● **TRY IT**: The entries are to be given back verbatim; no picture is to be copied.

● **THE INPUT**:

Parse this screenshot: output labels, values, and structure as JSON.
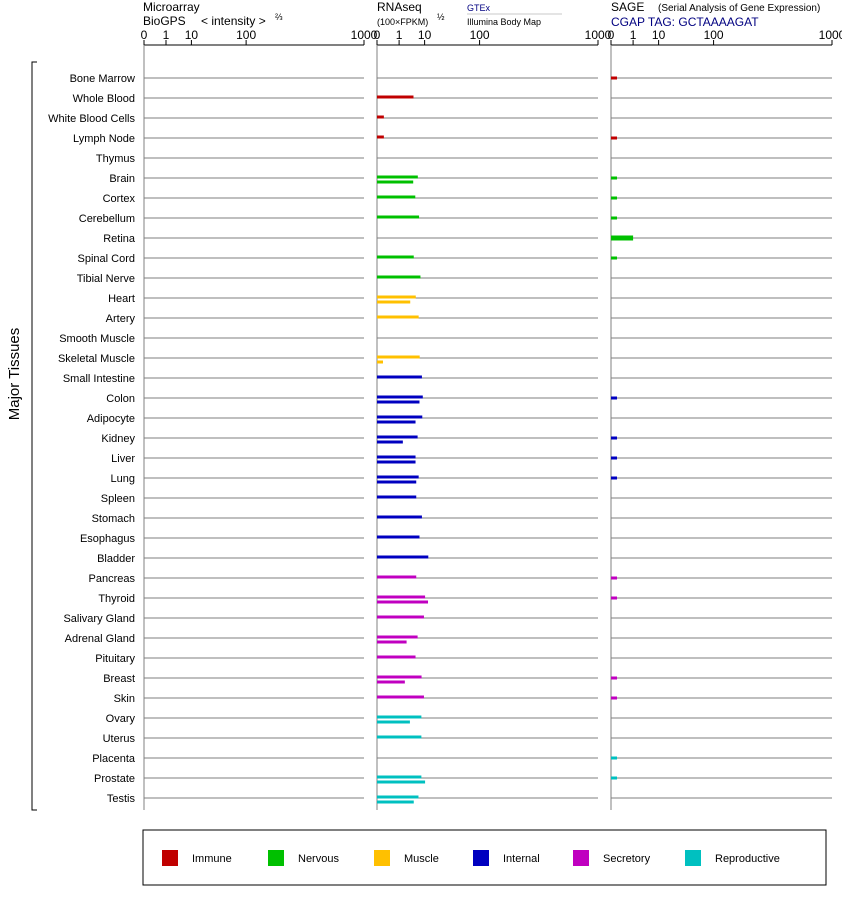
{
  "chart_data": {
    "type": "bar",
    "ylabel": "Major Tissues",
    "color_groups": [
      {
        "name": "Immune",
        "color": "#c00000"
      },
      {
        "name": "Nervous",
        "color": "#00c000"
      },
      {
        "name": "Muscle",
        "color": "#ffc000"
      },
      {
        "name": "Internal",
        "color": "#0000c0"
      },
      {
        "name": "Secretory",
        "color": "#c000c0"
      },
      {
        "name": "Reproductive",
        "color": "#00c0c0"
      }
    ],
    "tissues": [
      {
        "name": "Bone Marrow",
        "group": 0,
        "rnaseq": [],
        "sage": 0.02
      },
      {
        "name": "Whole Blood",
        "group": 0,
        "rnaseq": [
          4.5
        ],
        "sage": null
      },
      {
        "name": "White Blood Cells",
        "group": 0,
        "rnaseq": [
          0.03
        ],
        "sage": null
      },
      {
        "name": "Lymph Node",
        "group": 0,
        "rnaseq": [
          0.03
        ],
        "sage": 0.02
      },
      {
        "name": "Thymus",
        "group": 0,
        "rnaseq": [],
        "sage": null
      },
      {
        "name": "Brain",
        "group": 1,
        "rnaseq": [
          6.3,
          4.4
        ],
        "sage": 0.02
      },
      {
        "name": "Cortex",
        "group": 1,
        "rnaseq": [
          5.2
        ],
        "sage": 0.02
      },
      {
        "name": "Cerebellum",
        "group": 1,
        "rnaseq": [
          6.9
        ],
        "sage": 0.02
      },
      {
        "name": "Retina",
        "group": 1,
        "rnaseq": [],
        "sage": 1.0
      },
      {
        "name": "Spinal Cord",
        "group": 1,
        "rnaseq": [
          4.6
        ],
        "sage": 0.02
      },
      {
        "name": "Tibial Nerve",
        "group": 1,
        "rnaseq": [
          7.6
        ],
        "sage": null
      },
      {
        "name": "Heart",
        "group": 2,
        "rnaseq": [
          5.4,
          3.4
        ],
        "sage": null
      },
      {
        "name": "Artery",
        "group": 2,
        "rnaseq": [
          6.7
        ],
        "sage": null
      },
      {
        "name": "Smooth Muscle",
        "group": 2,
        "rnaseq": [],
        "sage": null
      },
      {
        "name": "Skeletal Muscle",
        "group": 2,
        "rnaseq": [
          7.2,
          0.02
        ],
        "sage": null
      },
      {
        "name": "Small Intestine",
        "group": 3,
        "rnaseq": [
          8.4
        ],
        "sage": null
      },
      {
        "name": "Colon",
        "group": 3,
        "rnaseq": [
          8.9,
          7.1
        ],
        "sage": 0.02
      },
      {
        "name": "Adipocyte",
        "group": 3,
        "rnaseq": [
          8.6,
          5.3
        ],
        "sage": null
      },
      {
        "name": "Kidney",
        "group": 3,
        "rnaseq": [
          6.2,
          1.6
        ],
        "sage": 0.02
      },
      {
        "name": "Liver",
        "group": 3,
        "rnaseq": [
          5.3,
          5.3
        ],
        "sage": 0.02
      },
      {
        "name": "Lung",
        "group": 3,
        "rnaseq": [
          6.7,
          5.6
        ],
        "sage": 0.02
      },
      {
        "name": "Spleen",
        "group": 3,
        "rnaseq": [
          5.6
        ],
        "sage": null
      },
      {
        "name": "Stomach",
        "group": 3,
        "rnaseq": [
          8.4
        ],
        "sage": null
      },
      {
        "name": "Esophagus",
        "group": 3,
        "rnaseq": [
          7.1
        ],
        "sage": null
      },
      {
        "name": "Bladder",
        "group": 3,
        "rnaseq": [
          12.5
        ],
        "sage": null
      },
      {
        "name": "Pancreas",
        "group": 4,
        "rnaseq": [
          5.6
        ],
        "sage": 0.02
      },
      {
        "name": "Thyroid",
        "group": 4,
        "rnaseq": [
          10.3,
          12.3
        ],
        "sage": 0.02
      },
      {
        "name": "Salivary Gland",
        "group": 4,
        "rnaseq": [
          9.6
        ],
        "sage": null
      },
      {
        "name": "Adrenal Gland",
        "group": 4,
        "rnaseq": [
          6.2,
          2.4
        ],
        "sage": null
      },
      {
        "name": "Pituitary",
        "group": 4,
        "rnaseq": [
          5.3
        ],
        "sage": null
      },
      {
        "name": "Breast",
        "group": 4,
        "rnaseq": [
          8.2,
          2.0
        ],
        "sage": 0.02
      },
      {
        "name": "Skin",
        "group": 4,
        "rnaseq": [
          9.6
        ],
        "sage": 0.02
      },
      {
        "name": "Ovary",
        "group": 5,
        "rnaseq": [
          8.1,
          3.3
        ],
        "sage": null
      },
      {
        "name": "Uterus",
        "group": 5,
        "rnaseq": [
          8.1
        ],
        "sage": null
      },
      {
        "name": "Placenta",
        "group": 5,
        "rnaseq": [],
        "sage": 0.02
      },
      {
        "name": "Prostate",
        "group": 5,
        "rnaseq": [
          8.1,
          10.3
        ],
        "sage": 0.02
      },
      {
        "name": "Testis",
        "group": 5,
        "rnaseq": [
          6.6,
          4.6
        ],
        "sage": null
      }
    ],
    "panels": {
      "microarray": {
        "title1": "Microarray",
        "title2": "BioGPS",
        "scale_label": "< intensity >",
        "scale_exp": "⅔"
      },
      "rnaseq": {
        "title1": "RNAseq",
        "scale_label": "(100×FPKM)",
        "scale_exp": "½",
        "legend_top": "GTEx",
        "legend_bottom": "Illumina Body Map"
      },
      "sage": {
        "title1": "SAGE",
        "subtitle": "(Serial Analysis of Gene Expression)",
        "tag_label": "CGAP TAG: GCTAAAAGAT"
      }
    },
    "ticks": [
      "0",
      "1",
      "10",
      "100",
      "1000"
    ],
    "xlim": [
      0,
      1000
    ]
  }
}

● **OUTPUT OF THE TASK**:
Parse this screenshot: output labels, values, and structure as JSON.
{
  "chart_data": {
    "type": "bar",
    "ylabel": "Major Tissues",
    "color_groups": [
      {
        "name": "Immune",
        "color": "#c00000"
      },
      {
        "name": "Nervous",
        "color": "#00c000"
      },
      {
        "name": "Muscle",
        "color": "#ffc000"
      },
      {
        "name": "Internal",
        "color": "#0000c0"
      },
      {
        "name": "Secretory",
        "color": "#c000c0"
      },
      {
        "name": "Reproductive",
        "color": "#00c0c0"
      }
    ],
    "tissues": [
      {
        "name": "Bone Marrow",
        "group": 0,
        "rnaseq": [],
        "sage": 0.02
      },
      {
        "name": "Whole Blood",
        "group": 0,
        "rnaseq": [
          4.5
        ],
        "sage": null
      },
      {
        "name": "White Blood Cells",
        "group": 0,
        "rnaseq": [
          0.03
        ],
        "sage": null
      },
      {
        "name": "Lymph Node",
        "group": 0,
        "rnaseq": [
          0.03
        ],
        "sage": 0.02
      },
      {
        "name": "Thymus",
        "group": 0,
        "rnaseq": [],
        "sage": null
      },
      {
        "name": "Brain",
        "group": 1,
        "rnaseq": [
          6.3,
          4.4
        ],
        "sage": 0.02
      },
      {
        "name": "Cortex",
        "group": 1,
        "rnaseq": [
          5.2
        ],
        "sage": 0.02
      },
      {
        "name": "Cerebellum",
        "group": 1,
        "rnaseq": [
          6.9
        ],
        "sage": 0.02
      },
      {
        "name": "Retina",
        "group": 1,
        "rnaseq": [],
        "sage": 1.0
      },
      {
        "name": "Spinal Cord",
        "group": 1,
        "rnaseq": [
          4.6
        ],
        "sage": 0.02
      },
      {
        "name": "Tibial Nerve",
        "group": 1,
        "rnaseq": [
          7.6
        ],
        "sage": null
      },
      {
        "name": "Heart",
        "group": 2,
        "rnaseq": [
          5.4,
          3.4
        ],
        "sage": null
      },
      {
        "name": "Artery",
        "group": 2,
        "rnaseq": [
          6.7
        ],
        "sage": null
      },
      {
        "name": "Smooth Muscle",
        "group": 2,
        "rnaseq": [],
        "sage": null
      },
      {
        "name": "Skeletal Muscle",
        "group": 2,
        "rnaseq": [
          7.2,
          0.02
        ],
        "sage": null
      },
      {
        "name": "Small Intestine",
        "group": 3,
        "rnaseq": [
          8.4
        ],
        "sage": null
      },
      {
        "name": "Colon",
        "group": 3,
        "rnaseq": [
          8.9,
          7.1
        ],
        "sage": 0.02
      },
      {
        "name": "Adipocyte",
        "group": 3,
        "rnaseq": [
          8.6,
          5.3
        ],
        "sage": null
      },
      {
        "name": "Kidney",
        "group": 3,
        "rnaseq": [
          6.2,
          1.6
        ],
        "sage": 0.02
      },
      {
        "name": "Liver",
        "group": 3,
        "rnaseq": [
          5.3,
          5.3
        ],
        "sage": 0.02
      },
      {
        "name": "Lung",
        "group": 3,
        "rnaseq": [
          6.7,
          5.6
        ],
        "sage": 0.02
      },
      {
        "name": "Spleen",
        "group": 3,
        "rnaseq": [
          5.6
        ],
        "sage": null
      },
      {
        "name": "Stomach",
        "group": 3,
        "rnaseq": [
          8.4
        ],
        "sage": null
      },
      {
        "name": "Esophagus",
        "group": 3,
        "rnaseq": [
          7.1
        ],
        "sage": null
      },
      {
        "name": "Bladder",
        "group": 3,
        "rnaseq": [
          12.5
        ],
        "sage": null
      },
      {
        "name": "Pancreas",
        "group": 4,
        "rnaseq": [
          5.6
        ],
        "sage": 0.02
      },
      {
        "name": "Thyroid",
        "group": 4,
        "rnaseq": [
          10.3,
          12.3
        ],
        "sage": 0.02
      },
      {
        "name": "Salivary Gland",
        "group": 4,
        "rnaseq": [
          9.6
        ],
        "sage": null
      },
      {
        "name": "Adrenal Gland",
        "group": 4,
        "rnaseq": [
          6.2,
          2.4
        ],
        "sage": null
      },
      {
        "name": "Pituitary",
        "group": 4,
        "rnaseq": [
          5.3
        ],
        "sage": null
      },
      {
        "name": "Breast",
        "group": 4,
        "rnaseq": [
          8.2,
          2.0
        ],
        "sage": 0.02
      },
      {
        "name": "Skin",
        "group": 4,
        "rnaseq": [
          9.6
        ],
        "sage": 0.02
      },
      {
        "name": "Ovary",
        "group": 5,
        "rnaseq": [
          8.1,
          3.3
        ],
        "sage": null
      },
      {
        "name": "Uterus",
        "group": 5,
        "rnaseq": [
          8.1
        ],
        "sage": null
      },
      {
        "name": "Placenta",
        "group": 5,
        "rnaseq": [],
        "sage": 0.02
      },
      {
        "name": "Prostate",
        "group": 5,
        "rnaseq": [
          8.1,
          10.3
        ],
        "sage": 0.02
      },
      {
        "name": "Testis",
        "group": 5,
        "rnaseq": [
          6.6,
          4.6
        ],
        "sage": null
      }
    ],
    "panels": {
      "microarray": {
        "title1": "Microarray",
        "title2": "BioGPS",
        "scale_label": "< intensity >",
        "scale_exp": "⅔"
      },
      "rnaseq": {
        "title1": "RNAseq",
        "scale_label": "(100×FPKM)",
        "scale_exp": "½",
        "legend_top": "GTEx",
        "legend_bottom": "Illumina Body Map"
      },
      "sage": {
        "title1": "SAGE",
        "subtitle": "(Serial Analysis of Gene Expression)",
        "tag_label": "CGAP TAG: GCTAAAAGAT"
      }
    },
    "ticks": [
      "0",
      "1",
      "10",
      "100",
      "1000"
    ],
    "xlim": [
      0,
      1000
    ]
  }
}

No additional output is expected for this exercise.